* WHAT IS BEING ASKED
Each entry below should be echoed exactly, with pictures omitted.

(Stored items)
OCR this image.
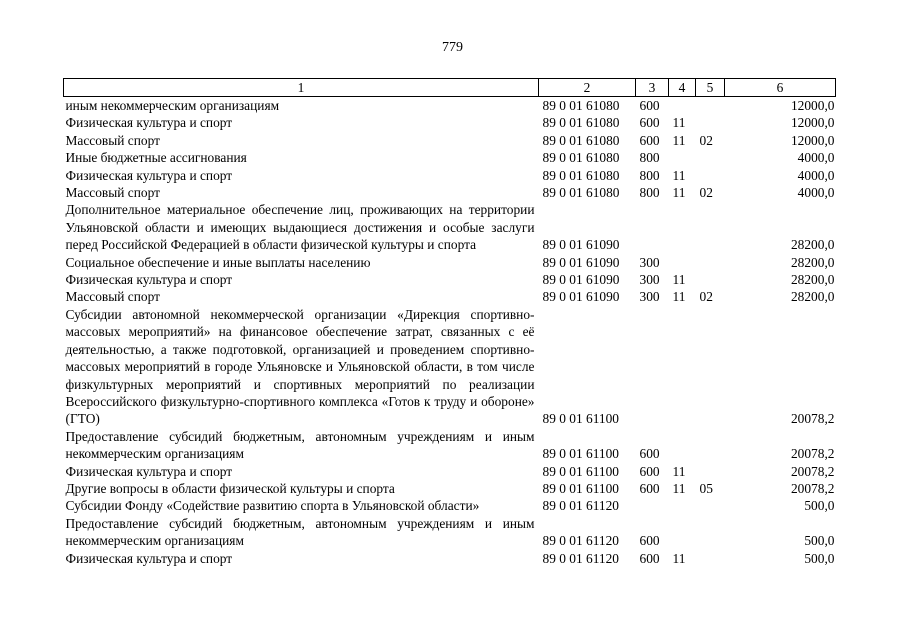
779
1	2	3	4	5	6
иным некоммерческим организациям	89 0 01 61080	600			12000,0
Физическая культура и спорт	89 0 01 61080	600	11		12000,0
Массовый спорт	89 0 01 61080	600	11	02	12000,0
Иные бюджетные ассигнования	89 0 01 61080	800			4000,0
Физическая культура и спорт	89 0 01 61080	800	11		4000,0
Массовый спорт	89 0 01 61080	800	11	02	4000,0
Дополнительное материальное обеспечение лиц, проживающих на территории Ульяновской области и имеющих выдающиеся достижения и особые заслуги перед Российской Федерацией в области физической культуры и спорта	89 0 01 61090				28200,0
Социальное обеспечение и иные выплаты населению	89 0 01 61090	300			28200,0
Физическая культура и спорт	89 0 01 61090	300	11		28200,0
Массовый спорт	89 0 01 61090	300	11	02	28200,0
Субсидии автономной некоммерческой организации «Дирекция спортивно-массовых мероприятий» на финансовое обеспечение затрат, связанных с её деятельностью, а также подготовкой, организацией и проведением спортивно-массовых мероприятий в городе Ульяновске и Ульяновской области, в том числе физкультурных мероприятий и спортивных мероприятий по реализации Всероссийского физкультурно-спортивного комплекса «Готов к труду и обороне» (ГТО)	89 0 01 61100				20078,2
Предоставление субсидий бюджетным, автономным учреждениям и иным некоммерческим организациям	89 0 01 61100	600			20078,2
Физическая культура и спорт	89 0 01 61100	600	11		20078,2
Другие вопросы в области физической культуры и спорта	89 0 01 61100	600	11	05	20078,2
Субсидии Фонду «Содействие развитию спорта в Ульяновской области»	89 0 01 61120				500,0
Предоставление субсидий бюджетным, автономным учреждениям и иным некоммерческим организациям	89 0 01 61120	600			500,0
Физическая культура и спорт	89 0 01 61120	600	11		500,0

* OUTPUT FOR THIS EXERCISE
OCR this image.
779
1	2	3	4	5	6
иным некоммерческим организациям	89 0 01 61080	600			12000,0
Физическая культура и спорт	89 0 01 61080	600	11		12000,0
Массовый спорт	89 0 01 61080	600	11	02	12000,0
Иные бюджетные ассигнования	89 0 01 61080	800			4000,0
Физическая культура и спорт	89 0 01 61080	800	11		4000,0
Массовый спорт	89 0 01 61080	800	11	02	4000,0
Дополнительное материальное обеспечение лиц, проживающих на территории Ульяновской области и имеющих выдающиеся достижения и особые заслуги перед Российской Федерацией в области физической культуры и спорта	89 0 01 61090				28200,0
Социальное обеспечение и иные выплаты населению	89 0 01 61090	300			28200,0
Физическая культура и спорт	89 0 01 61090	300	11		28200,0
Массовый спорт	89 0 01 61090	300	11	02	28200,0
Субсидии автономной некоммерческой организации «Дирекция спортивно-массовых мероприятий» на финансовое обеспечение затрат, связанных с её деятельностью, а также подготовкой, организацией и проведением спортивно-массовых мероприятий в городе Ульяновске и Ульяновской области, в том числе физкультурных мероприятий и спортивных мероприятий по реализации Всероссийского физкультурно-спортивного комплекса «Готов к труду и обороне» (ГТО)	89 0 01 61100				20078,2
Предоставление субсидий бюджетным, автономным учреждениям и иным некоммерческим организациям	89 0 01 61100	600			20078,2
Физическая культура и спорт	89 0 01 61100	600	11		20078,2
Другие вопросы в области физической культуры и спорта	89 0 01 61100	600	11	05	20078,2
Субсидии Фонду «Содействие развитию спорта в Ульяновской области»	89 0 01 61120				500,0
Предоставление субсидий бюджетным, автономным учреждениям и иным некоммерческим организациям	89 0 01 61120	600			500,0
Физическая культура и спорт	89 0 01 61120	600	11		500,0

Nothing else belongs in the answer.